(DATA LINES)
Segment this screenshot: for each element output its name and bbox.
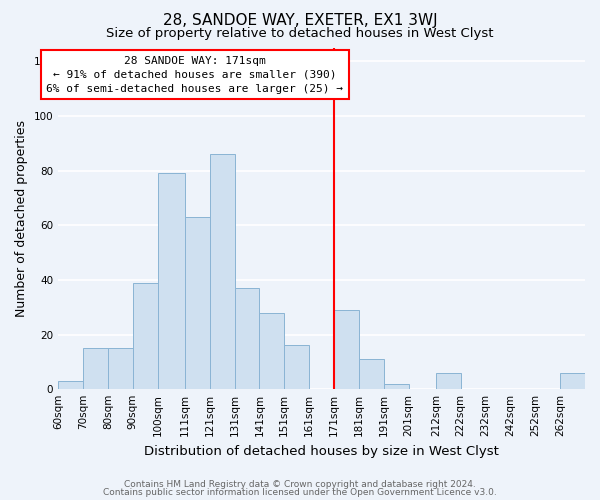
Bar	[259, 312, 284, 389]
Bar	[58, 381, 83, 389]
Bar	[436, 373, 461, 389]
Bar	[133, 282, 158, 389]
Text: 28 SANDOE WAY: 171sqm
← 91% of detached houses are smaller (390)
6% of semi-deta: 28 SANDOE WAY: 171sqm ← 91% of detached …	[46, 56, 343, 94]
Text: Contains public sector information licensed under the Open Government Licence v3: Contains public sector information licen…	[103, 488, 497, 497]
Bar	[359, 359, 384, 389]
Bar	[108, 348, 133, 389]
Bar	[560, 373, 585, 389]
Bar	[210, 154, 235, 389]
Bar	[235, 288, 259, 389]
Text: Contains HM Land Registry data © Crown copyright and database right 2024.: Contains HM Land Registry data © Crown c…	[124, 480, 476, 489]
Bar	[158, 173, 185, 389]
Bar	[83, 348, 108, 389]
Bar	[334, 310, 359, 389]
Bar	[284, 346, 309, 389]
Bar	[185, 217, 210, 389]
Y-axis label: Number of detached properties: Number of detached properties	[15, 120, 28, 317]
X-axis label: Distribution of detached houses by size in West Clyst: Distribution of detached houses by size …	[144, 444, 499, 458]
Text: 28, SANDOE WAY, EXETER, EX1 3WJ: 28, SANDOE WAY, EXETER, EX1 3WJ	[163, 12, 437, 28]
Bar	[384, 384, 409, 389]
Text: Size of property relative to detached houses in West Clyst: Size of property relative to detached ho…	[106, 28, 494, 40]
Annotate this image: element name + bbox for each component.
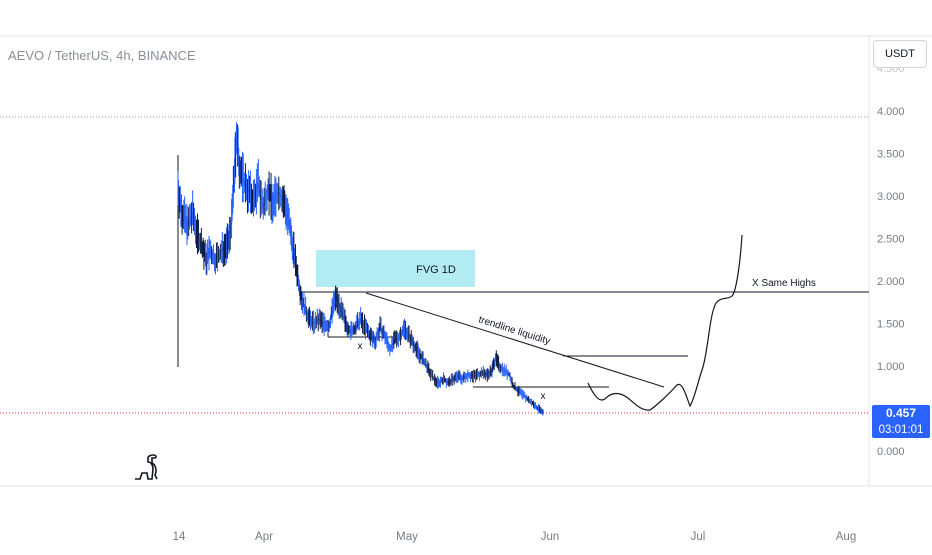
time-axis-label: 14 bbox=[173, 531, 186, 543]
low-marker-2: x bbox=[541, 391, 546, 402]
time-axis-label: Aug bbox=[836, 531, 856, 543]
price-axis-label: 0.000 bbox=[877, 446, 905, 458]
currency-button[interactable]: USDT bbox=[873, 40, 927, 68]
projected-path[interactable] bbox=[587, 234, 743, 411]
time-axis-label: Jul bbox=[691, 531, 706, 543]
time-axis-label: Apr bbox=[255, 531, 273, 543]
symbol-title[interactable]: AEVO / TetherUS, 4h, BINANCE bbox=[8, 48, 196, 63]
dinosaur-icon bbox=[135, 454, 158, 480]
price-axis-label: 3.000 bbox=[877, 191, 905, 203]
price-series bbox=[177, 122, 544, 416]
fvg-zone[interactable] bbox=[316, 250, 475, 287]
same-highs-label: X Same Highs bbox=[752, 278, 816, 289]
price-axis-label: 2.500 bbox=[877, 234, 905, 246]
low-marker-1: x bbox=[358, 341, 363, 352]
time-axis-label: Jun bbox=[541, 531, 560, 543]
fvg-label: FVG 1D bbox=[416, 264, 456, 276]
trendline[interactable] bbox=[365, 292, 665, 388]
price-axis-label: 1.000 bbox=[877, 361, 905, 373]
price-axis-label: 2.000 bbox=[877, 276, 905, 288]
price-axis-label: 3.500 bbox=[877, 149, 905, 161]
price-axis-label: 4.000 bbox=[877, 106, 905, 118]
candle-countdown: 03:01:01 bbox=[872, 422, 930, 438]
trendline-label: trendline liquidity bbox=[477, 314, 551, 347]
time-axis-label: May bbox=[396, 531, 418, 543]
price-axis-label: 1.500 bbox=[877, 319, 905, 331]
current-price-tag: 0.457 bbox=[872, 405, 930, 422]
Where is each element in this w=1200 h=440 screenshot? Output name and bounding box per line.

(WRITTEN EXERCISE)
Rewrite all of the data above, renaming "price-axis-label" to "y-axis-tick" wherever it occurs and keeping everything else the same. Leave the pictures out.

(RESULT)
Segment this screenshot: for each element output its name and bbox.
Bar	[259, 312, 284, 389]
Bar	[58, 381, 83, 389]
Bar	[436, 373, 461, 389]
Bar	[133, 282, 158, 389]
Text: 28 SANDOE WAY: 171sqm
← 91% of detached houses are smaller (390)
6% of semi-deta: 28 SANDOE WAY: 171sqm ← 91% of detached …	[46, 56, 343, 94]
Text: Contains public sector information licensed under the Open Government Licence v3: Contains public sector information licen…	[103, 488, 497, 497]
Bar	[359, 359, 384, 389]
Bar	[108, 348, 133, 389]
Bar	[560, 373, 585, 389]
Bar	[210, 154, 235, 389]
Bar	[235, 288, 259, 389]
Text: Contains HM Land Registry data © Crown copyright and database right 2024.: Contains HM Land Registry data © Crown c…	[124, 480, 476, 489]
Bar	[158, 173, 185, 389]
Bar	[83, 348, 108, 389]
Bar	[334, 310, 359, 389]
Bar	[284, 346, 309, 389]
Bar	[185, 217, 210, 389]
Y-axis label: Number of detached properties: Number of detached properties	[15, 120, 28, 317]
X-axis label: Distribution of detached houses by size in West Clyst: Distribution of detached houses by size …	[144, 444, 499, 458]
Text: 28, SANDOE WAY, EXETER, EX1 3WJ: 28, SANDOE WAY, EXETER, EX1 3WJ	[163, 12, 437, 28]
Bar	[384, 384, 409, 389]
Text: Size of property relative to detached houses in West Clyst: Size of property relative to detached ho…	[106, 28, 494, 40]
Annotate this image: element name + bbox for each component.
time-axis-label: 14 bbox=[173, 531, 186, 543]
low-marker-2: x bbox=[541, 391, 546, 402]
time-axis-label: Aug bbox=[836, 531, 856, 543]
y-axis-tick: 0.000 bbox=[877, 446, 905, 458]
currency-button[interactable]: USDT bbox=[873, 40, 927, 68]
projected-path[interactable] bbox=[587, 234, 743, 411]
time-axis-label: Jul bbox=[691, 531, 706, 543]
time-axis-label: Apr bbox=[255, 531, 273, 543]
symbol-title[interactable]: AEVO / TetherUS, 4h, BINANCE bbox=[8, 48, 196, 63]
dinosaur-icon bbox=[135, 454, 158, 480]
y-axis-tick: 3.000 bbox=[877, 191, 905, 203]
price-series bbox=[177, 122, 544, 416]
fvg-zone[interactable] bbox=[316, 250, 475, 287]
same-highs-label: X Same Highs bbox=[752, 278, 816, 289]
y-axis-tick: 2.500 bbox=[877, 234, 905, 246]
low-marker-1: x bbox=[358, 341, 363, 352]
time-axis-label: Jun bbox=[541, 531, 560, 543]
fvg-label: FVG 1D bbox=[416, 264, 456, 276]
trendline[interactable] bbox=[365, 292, 665, 388]
y-axis-tick: 1.000 bbox=[877, 361, 905, 373]
y-axis-tick: 2.000 bbox=[877, 276, 905, 288]
y-axis-tick: 3.500 bbox=[877, 149, 905, 161]
y-axis-tick: 4.000 bbox=[877, 106, 905, 118]
candle-countdown: 03:01:01 bbox=[872, 422, 930, 438]
trendline-label: trendline liquidity bbox=[477, 314, 551, 347]
time-axis-label: May bbox=[396, 531, 418, 543]
y-axis-tick: 1.500 bbox=[877, 319, 905, 331]
current-price-tag: 0.457 bbox=[872, 405, 930, 422]
Where is each element in this w=1200 h=440 screenshot? Output name and bounding box per line.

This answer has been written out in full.